> [WHAT IS REQUIRED]: From the listing below, pull out all lines with "لاتفاق" in them.

Extracted data entries
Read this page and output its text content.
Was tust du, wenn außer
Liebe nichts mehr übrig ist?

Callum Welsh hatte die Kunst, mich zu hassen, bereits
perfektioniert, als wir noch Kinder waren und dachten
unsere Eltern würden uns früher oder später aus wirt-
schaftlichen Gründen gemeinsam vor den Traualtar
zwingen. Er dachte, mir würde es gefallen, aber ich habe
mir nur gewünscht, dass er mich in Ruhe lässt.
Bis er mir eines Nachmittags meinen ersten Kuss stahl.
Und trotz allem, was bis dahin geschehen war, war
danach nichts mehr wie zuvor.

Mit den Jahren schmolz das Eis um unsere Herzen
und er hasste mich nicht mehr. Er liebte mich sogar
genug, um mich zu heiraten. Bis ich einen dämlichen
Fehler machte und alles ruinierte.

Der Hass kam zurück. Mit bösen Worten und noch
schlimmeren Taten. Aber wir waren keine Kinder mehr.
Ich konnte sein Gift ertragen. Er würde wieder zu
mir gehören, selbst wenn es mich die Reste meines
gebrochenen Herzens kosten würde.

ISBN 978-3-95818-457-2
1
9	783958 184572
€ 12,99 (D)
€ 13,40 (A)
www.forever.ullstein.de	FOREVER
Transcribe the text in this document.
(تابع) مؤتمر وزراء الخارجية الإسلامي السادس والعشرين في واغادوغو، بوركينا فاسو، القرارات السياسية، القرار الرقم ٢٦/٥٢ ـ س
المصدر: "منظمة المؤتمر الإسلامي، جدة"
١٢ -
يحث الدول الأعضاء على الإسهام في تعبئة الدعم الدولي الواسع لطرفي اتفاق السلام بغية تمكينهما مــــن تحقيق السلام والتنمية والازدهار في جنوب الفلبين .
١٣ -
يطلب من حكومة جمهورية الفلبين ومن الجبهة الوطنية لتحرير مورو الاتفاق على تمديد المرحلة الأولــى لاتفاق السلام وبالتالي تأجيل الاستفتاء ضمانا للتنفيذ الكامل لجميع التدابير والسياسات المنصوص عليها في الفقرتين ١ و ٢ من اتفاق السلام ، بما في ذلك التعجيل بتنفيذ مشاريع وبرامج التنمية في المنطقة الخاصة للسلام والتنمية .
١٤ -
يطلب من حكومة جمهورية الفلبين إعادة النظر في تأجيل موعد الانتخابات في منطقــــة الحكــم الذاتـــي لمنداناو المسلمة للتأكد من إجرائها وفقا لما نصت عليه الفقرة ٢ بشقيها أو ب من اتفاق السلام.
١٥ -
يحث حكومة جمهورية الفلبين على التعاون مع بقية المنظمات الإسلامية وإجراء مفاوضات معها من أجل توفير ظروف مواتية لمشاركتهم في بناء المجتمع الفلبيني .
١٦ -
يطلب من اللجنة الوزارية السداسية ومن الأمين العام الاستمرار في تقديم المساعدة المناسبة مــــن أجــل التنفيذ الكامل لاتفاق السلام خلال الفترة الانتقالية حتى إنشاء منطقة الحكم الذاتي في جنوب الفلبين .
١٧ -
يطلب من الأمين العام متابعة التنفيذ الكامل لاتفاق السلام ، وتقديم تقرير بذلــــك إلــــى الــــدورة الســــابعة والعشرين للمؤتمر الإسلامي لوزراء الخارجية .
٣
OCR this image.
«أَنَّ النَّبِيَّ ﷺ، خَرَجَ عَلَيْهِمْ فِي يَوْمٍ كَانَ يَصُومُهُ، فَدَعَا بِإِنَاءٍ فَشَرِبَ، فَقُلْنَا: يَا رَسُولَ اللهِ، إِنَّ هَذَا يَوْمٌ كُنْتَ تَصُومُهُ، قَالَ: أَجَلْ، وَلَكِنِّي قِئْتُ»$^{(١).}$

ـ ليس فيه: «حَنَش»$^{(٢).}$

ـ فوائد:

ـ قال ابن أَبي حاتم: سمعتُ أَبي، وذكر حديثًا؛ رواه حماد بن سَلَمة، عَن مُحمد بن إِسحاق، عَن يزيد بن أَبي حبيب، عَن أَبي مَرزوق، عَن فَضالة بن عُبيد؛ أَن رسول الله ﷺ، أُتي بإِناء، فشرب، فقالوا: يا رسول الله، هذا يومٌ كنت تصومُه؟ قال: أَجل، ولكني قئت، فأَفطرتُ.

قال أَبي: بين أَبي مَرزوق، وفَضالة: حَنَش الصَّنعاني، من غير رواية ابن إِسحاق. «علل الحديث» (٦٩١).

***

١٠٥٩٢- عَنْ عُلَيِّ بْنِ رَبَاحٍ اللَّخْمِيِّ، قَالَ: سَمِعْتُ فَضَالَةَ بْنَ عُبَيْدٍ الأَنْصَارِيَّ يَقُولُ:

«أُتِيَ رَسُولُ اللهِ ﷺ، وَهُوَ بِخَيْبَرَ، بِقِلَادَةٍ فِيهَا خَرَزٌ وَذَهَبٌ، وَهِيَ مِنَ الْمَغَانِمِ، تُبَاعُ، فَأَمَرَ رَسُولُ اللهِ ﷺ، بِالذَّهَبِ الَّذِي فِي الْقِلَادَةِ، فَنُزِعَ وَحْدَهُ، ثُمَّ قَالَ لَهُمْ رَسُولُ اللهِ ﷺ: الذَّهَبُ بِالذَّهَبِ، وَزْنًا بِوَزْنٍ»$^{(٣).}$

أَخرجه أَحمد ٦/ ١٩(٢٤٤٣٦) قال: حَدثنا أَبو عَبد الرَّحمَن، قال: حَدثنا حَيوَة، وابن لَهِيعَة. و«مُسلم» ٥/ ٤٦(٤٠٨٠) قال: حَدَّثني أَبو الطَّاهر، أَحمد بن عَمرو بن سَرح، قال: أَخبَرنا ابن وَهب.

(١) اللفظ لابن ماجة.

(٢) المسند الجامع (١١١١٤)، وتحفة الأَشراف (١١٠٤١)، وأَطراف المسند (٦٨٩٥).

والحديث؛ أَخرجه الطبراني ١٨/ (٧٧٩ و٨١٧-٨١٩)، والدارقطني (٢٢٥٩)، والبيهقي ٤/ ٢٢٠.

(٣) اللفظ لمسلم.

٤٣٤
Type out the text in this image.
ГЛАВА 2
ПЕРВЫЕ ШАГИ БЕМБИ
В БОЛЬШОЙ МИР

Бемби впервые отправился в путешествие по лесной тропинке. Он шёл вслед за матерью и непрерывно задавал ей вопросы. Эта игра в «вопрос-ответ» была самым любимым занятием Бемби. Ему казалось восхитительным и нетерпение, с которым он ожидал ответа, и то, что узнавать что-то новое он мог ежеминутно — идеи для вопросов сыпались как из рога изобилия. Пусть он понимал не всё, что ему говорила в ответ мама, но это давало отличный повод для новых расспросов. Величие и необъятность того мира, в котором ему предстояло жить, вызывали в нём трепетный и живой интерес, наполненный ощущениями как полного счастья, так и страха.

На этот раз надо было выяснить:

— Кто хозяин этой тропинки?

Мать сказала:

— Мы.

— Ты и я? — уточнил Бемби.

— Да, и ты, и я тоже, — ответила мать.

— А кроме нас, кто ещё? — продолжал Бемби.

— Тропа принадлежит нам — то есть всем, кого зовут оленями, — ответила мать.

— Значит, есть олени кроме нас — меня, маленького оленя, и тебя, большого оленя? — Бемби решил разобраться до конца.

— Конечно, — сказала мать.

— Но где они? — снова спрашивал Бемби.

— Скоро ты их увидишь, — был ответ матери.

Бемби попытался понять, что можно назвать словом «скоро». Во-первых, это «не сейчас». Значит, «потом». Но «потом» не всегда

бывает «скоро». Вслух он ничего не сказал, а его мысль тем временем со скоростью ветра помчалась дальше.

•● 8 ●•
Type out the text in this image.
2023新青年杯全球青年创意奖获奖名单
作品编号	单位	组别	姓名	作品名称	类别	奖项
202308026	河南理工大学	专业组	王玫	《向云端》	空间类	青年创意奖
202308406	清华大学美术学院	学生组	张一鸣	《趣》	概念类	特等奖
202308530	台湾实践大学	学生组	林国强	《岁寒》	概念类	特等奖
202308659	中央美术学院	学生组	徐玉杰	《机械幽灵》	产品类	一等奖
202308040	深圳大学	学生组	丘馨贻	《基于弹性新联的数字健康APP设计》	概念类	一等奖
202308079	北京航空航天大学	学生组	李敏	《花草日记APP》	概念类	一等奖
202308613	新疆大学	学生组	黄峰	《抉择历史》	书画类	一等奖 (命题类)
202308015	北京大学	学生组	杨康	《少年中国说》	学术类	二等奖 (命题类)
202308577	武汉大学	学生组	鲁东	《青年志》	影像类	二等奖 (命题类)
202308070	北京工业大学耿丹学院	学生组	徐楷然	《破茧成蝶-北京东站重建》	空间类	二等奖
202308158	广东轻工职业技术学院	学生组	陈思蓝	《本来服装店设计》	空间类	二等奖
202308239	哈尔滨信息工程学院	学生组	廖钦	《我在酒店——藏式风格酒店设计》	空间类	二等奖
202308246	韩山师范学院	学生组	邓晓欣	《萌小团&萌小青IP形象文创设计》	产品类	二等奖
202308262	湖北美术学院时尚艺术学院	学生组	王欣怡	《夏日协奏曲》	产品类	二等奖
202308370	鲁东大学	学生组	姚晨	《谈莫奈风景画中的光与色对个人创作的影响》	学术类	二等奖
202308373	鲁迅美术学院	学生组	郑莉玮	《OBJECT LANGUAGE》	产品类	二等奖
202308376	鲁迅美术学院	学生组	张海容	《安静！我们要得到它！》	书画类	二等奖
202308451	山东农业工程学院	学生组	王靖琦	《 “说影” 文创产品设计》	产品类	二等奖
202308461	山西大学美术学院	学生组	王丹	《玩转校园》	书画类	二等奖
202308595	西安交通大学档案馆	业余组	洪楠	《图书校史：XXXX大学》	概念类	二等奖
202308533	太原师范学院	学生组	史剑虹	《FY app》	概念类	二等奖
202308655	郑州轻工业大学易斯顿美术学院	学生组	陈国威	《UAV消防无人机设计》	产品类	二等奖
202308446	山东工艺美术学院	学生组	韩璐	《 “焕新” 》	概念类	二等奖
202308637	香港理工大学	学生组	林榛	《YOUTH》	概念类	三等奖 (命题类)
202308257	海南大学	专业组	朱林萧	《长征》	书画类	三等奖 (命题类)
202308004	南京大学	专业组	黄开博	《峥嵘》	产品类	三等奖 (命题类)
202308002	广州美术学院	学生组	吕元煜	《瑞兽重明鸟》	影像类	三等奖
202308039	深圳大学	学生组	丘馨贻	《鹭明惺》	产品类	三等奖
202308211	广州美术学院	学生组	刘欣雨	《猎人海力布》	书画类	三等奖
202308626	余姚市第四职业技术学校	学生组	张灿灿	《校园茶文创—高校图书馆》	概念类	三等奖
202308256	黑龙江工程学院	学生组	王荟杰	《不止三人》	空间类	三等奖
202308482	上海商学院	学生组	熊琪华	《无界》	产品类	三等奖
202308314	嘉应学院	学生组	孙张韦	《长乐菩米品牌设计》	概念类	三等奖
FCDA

> [REPLY TO THE TASK]:
يطلب من حكومة جمهورية الفلبين ومن الجبهة الوطنية لتحرير مورو الاتفاق على تمديد المرحلة الأولــى لاتفاق السلام وبالتالي تأجيل الاستفتاء ضمانا للتنفيذ الكامل لجميع التدابير والسياسات المنصوص عليها في الفقرتين ١ و ٢ من اتفاق السلام ، بما في ذلك التعجيل بتنفيذ مشاريع وبرامج التنمية في المنطقة الخاصة للسلام والتنمية .
يطلب من اللجنة الوزارية السداسية ومن الأمين العام الاستمرار في تقديم المساعدة المناسبة مــــن أجــل التنفيذ الكامل لاتفاق السلام خلال الفترة الانتقالية حتى إنشاء منطقة الحكم الذاتي في جنوب الفلبين .
يطلب من الأمين العام متابعة التنفيذ الكامل لاتفاق السلام ، وتقديم تقرير بذلــــك إلــــى الــــدورة الســــابعة والعشرين للمؤتمر الإسلامي لوزراء الخارجية .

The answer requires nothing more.